Stated task -> Make an exact copy of all the records.
** START **
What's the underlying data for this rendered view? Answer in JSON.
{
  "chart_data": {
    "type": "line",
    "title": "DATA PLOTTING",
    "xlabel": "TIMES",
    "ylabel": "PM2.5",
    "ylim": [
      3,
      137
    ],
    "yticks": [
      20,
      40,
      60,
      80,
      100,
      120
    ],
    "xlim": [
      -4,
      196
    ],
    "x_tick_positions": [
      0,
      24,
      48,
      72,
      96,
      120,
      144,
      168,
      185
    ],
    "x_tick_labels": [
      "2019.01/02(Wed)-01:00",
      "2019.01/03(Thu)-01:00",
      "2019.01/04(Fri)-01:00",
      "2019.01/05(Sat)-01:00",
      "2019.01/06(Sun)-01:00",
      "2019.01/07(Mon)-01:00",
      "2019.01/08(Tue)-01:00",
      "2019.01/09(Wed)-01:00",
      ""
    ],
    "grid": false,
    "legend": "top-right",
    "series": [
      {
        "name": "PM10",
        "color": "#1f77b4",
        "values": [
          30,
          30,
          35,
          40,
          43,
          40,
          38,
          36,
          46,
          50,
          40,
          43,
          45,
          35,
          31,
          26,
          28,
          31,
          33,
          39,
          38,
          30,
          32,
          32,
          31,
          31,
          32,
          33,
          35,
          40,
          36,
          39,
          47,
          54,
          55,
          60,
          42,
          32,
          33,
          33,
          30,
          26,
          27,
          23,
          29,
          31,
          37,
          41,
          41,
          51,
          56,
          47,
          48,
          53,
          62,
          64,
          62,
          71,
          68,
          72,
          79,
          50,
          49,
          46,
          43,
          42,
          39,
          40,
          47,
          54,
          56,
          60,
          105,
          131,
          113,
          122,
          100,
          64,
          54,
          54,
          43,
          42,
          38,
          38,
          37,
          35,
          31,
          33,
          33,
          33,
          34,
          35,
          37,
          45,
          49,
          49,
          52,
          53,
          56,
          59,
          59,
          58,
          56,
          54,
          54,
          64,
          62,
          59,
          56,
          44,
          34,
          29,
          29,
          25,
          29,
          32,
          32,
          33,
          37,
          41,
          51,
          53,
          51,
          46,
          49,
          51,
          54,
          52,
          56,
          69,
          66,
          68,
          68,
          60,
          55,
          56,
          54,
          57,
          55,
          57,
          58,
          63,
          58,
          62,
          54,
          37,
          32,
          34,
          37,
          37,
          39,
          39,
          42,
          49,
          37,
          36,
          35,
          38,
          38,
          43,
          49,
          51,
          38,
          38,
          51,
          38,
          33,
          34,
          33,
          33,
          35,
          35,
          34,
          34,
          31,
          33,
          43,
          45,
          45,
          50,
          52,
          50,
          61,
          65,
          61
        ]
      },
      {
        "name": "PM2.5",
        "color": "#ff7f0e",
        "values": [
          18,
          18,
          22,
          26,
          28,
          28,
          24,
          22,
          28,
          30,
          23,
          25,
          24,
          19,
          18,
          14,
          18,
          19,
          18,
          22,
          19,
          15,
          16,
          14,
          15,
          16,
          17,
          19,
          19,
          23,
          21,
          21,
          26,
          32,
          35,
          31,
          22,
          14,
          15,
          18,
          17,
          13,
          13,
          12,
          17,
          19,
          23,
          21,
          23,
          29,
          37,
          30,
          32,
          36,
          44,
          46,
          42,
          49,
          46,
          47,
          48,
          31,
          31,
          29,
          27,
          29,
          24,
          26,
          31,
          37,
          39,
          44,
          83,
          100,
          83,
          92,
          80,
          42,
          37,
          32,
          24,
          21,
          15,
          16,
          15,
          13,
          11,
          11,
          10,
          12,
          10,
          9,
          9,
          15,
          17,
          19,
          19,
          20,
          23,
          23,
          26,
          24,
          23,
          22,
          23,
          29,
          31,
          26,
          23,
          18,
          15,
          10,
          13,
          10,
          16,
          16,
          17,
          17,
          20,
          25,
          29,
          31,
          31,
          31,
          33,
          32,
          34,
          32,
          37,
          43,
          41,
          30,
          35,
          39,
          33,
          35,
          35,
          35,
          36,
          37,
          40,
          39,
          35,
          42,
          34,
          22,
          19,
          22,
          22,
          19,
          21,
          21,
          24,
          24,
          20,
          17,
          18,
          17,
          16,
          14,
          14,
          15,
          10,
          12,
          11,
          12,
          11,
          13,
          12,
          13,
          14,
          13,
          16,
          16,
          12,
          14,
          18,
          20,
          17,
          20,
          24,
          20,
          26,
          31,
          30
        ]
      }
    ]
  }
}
** END **
The completed task ->
What's the underlying data for this rendered view? Answer in JSON.
{
  "chart_data": {
    "type": "line",
    "title": "DATA PLOTTING",
    "xlabel": "TIMES",
    "ylabel": "PM2.5",
    "ylim": [
      3,
      137
    ],
    "yticks": [
      20,
      40,
      60,
      80,
      100,
      120
    ],
    "xlim": [
      -4,
      196
    ],
    "x_tick_positions": [
      0,
      24,
      48,
      72,
      96,
      120,
      144,
      168,
      185
    ],
    "x_tick_labels": [
      "2019.01/02(Wed)-01:00",
      "2019.01/03(Thu)-01:00",
      "2019.01/04(Fri)-01:00",
      "2019.01/05(Sat)-01:00",
      "2019.01/06(Sun)-01:00",
      "2019.01/07(Mon)-01:00",
      "2019.01/08(Tue)-01:00",
      "2019.01/09(Wed)-01:00",
      ""
    ],
    "grid": false,
    "legend": "top-right",
    "series": [
      {
        "name": "PM10",
        "color": "#1f77b4",
        "values": [
          30,
          30,
          35,
          40,
          43,
          40,
          38,
          36,
          46,
          50,
          40,
          43,
          45,
          35,
          31,
          26,
          28,
          31,
          33,
          39,
          38,
          30,
          32,
          32,
          31,
          31,
          32,
          33,
          35,
          40,
          36,
          39,
          47,
          54,
          55,
          60,
          42,
          32,
          33,
          33,
          30,
          26,
          27,
          23,
          29,
          31,
          37,
          41,
          41,
          51,
          56,
          47,
          48,
          53,
          62,
          64,
          62,
          71,
          68,
          72,
          79,
          50,
          49,
          46,
          43,
          42,
          39,
          40,
          47,
          54,
          56,
          60,
          105,
          131,
          113,
          122,
          100,
          64,
          54,
          54,
          43,
          42,
          38,
          38,
          37,
          35,
          31,
          33,
          33,
          33,
          34,
          35,
          37,
          45,
          49,
          49,
          52,
          53,
          56,
          59,
          59,
          58,
          56,
          54,
          54,
          64,
          62,
          59,
          56,
          44,
          34,
          29,
          29,
          25,
          29,
          32,
          32,
          33,
          37,
          41,
          51,
          53,
          51,
          46,
          49,
          51,
          54,
          52,
          56,
          69,
          66,
          68,
          68,
          60,
          55,
          56,
          54,
          57,
          55,
          57,
          58,
          63,
          58,
          62,
          54,
          37,
          32,
          34,
          37,
          37,
          39,
          39,
          42,
          49,
          37,
          36,
          35,
          38,
          38,
          43,
          49,
          51,
          38,
          38,
          51,
          38,
          33,
          34,
          33,
          33,
          35,
          35,
          34,
          34,
          31,
          33,
          43,
          45,
          45,
          50,
          52,
          50,
          61,
          65,
          61
        ]
      },
      {
        "name": "PM2.5",
        "color": "#ff7f0e",
        "values": [
          18,
          18,
          22,
          26,
          28,
          28,
          24,
          22,
          28,
          30,
          23,
          25,
          24,
          19,
          18,
          14,
          18,
          19,
          18,
          22,
          19,
          15,
          16,
          14,
          15,
          16,
          17,
          19,
          19,
          23,
          21,
          21,
          26,
          32,
          35,
          31,
          22,
          14,
          15,
          18,
          17,
          13,
          13,
          12,
          17,
          19,
          23,
          21,
          23,
          29,
          37,
          30,
          32,
          36,
          44,
          46,
          42,
          49,
          46,
          47,
          48,
          31,
          31,
          29,
          27,
          29,
          24,
          26,
          31,
          37,
          39,
          44,
          83,
          100,
          83,
          92,
          80,
          42,
          37,
          32,
          24,
          21,
          15,
          16,
          15,
          13,
          11,
          11,
          10,
          12,
          10,
          9,
          9,
          15,
          17,
          19,
          19,
          20,
          23,
          23,
          26,
          24,
          23,
          22,
          23,
          29,
          31,
          26,
          23,
          18,
          15,
          10,
          13,
          10,
          16,
          16,
          17,
          17,
          20,
          25,
          29,
          31,
          31,
          31,
          33,
          32,
          34,
          32,
          37,
          43,
          41,
          30,
          35,
          39,
          33,
          35,
          35,
          35,
          36,
          37,
          40,
          39,
          35,
          42,
          34,
          22,
          19,
          22,
          22,
          19,
          21,
          21,
          24,
          24,
          20,
          17,
          18,
          17,
          16,
          14,
          14,
          15,
          10,
          12,
          11,
          12,
          11,
          13,
          12,
          13,
          14,
          13,
          16,
          16,
          12,
          14,
          18,
          20,
          17,
          20,
          24,
          20,
          26,
          31,
          30
        ]
      }
    ]
  }
}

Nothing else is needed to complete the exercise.